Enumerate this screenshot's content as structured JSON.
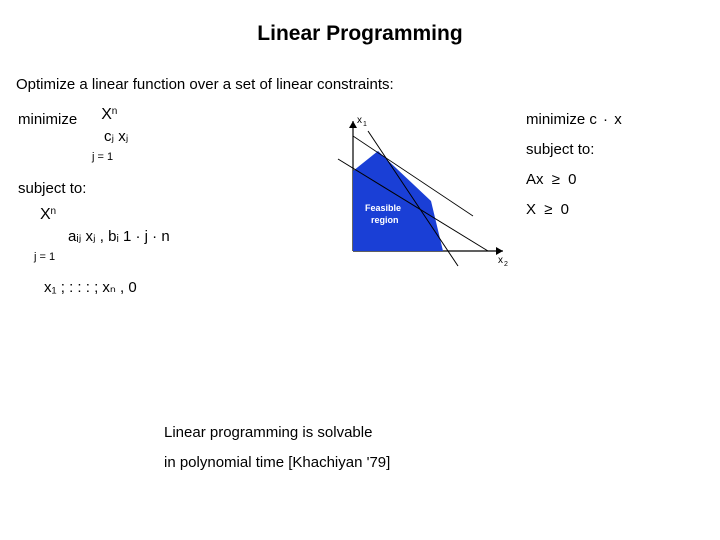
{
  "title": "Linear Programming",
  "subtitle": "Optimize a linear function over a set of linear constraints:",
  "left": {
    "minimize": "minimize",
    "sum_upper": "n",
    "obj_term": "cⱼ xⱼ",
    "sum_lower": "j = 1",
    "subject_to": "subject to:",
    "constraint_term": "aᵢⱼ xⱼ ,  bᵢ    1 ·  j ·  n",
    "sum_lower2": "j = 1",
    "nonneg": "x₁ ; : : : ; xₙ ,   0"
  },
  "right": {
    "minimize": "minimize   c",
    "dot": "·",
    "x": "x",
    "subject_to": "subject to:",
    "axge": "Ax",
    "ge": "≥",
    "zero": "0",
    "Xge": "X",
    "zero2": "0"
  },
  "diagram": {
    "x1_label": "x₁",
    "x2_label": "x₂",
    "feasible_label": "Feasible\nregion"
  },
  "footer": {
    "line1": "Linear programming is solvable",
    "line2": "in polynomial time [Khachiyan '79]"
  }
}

■ ■ ■ ■ ■

*GIVEN REQUEST*. The records above are to be quoted exactly, with all pictures left out.

*EXPECTED ANSWER*.
Enumerate this screenshot's content as structured JSON.
{
  "title": "Linear Programming",
  "subtitle": "Optimize a linear function over a set of linear constraints:",
  "left": {
    "minimize": "minimize",
    "sum_upper": "n",
    "obj_term": "cⱼ xⱼ",
    "sum_lower": "j = 1",
    "subject_to": "subject to:",
    "constraint_term": "aᵢⱼ xⱼ ,  bᵢ    1 ·  j ·  n",
    "sum_lower2": "j = 1",
    "nonneg": "x₁ ; : : : ; xₙ ,   0"
  },
  "right": {
    "minimize": "minimize   c",
    "dot": "·",
    "x": "x",
    "subject_to": "subject to:",
    "axge": "Ax",
    "ge": "≥",
    "zero": "0",
    "Xge": "X",
    "zero2": "0"
  },
  "diagram": {
    "x1_label": "x₁",
    "x2_label": "x₂",
    "feasible_label": "Feasible\nregion"
  },
  "footer": {
    "line1": "Linear programming is solvable",
    "line2": "in polynomial time [Khachiyan '79]"
  }
}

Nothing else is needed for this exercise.